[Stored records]
──────

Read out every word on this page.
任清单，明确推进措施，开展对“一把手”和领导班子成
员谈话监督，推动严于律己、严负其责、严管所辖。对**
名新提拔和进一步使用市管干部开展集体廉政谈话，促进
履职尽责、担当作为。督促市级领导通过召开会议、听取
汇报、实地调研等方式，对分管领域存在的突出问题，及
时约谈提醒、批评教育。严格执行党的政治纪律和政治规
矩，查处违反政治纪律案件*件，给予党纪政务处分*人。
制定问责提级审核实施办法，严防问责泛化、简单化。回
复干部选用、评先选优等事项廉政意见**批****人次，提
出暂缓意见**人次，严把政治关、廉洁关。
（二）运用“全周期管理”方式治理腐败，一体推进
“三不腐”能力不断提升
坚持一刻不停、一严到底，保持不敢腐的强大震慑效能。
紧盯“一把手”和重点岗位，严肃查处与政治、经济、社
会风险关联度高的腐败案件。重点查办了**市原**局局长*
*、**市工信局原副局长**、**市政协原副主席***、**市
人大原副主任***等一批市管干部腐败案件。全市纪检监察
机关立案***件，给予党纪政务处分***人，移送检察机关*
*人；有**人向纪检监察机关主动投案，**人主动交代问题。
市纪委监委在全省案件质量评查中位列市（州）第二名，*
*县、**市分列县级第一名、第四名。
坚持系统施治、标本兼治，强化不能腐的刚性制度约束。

──────

## Required work
Only lines that contain the word "给予党纪政务处分" are wanted; copy each of them.

## Completed task
矩，查处违反政治纪律案件*件，给予党纪政务处分*人。
机关立案***件，给予党纪政务处分***人，移送检察机关*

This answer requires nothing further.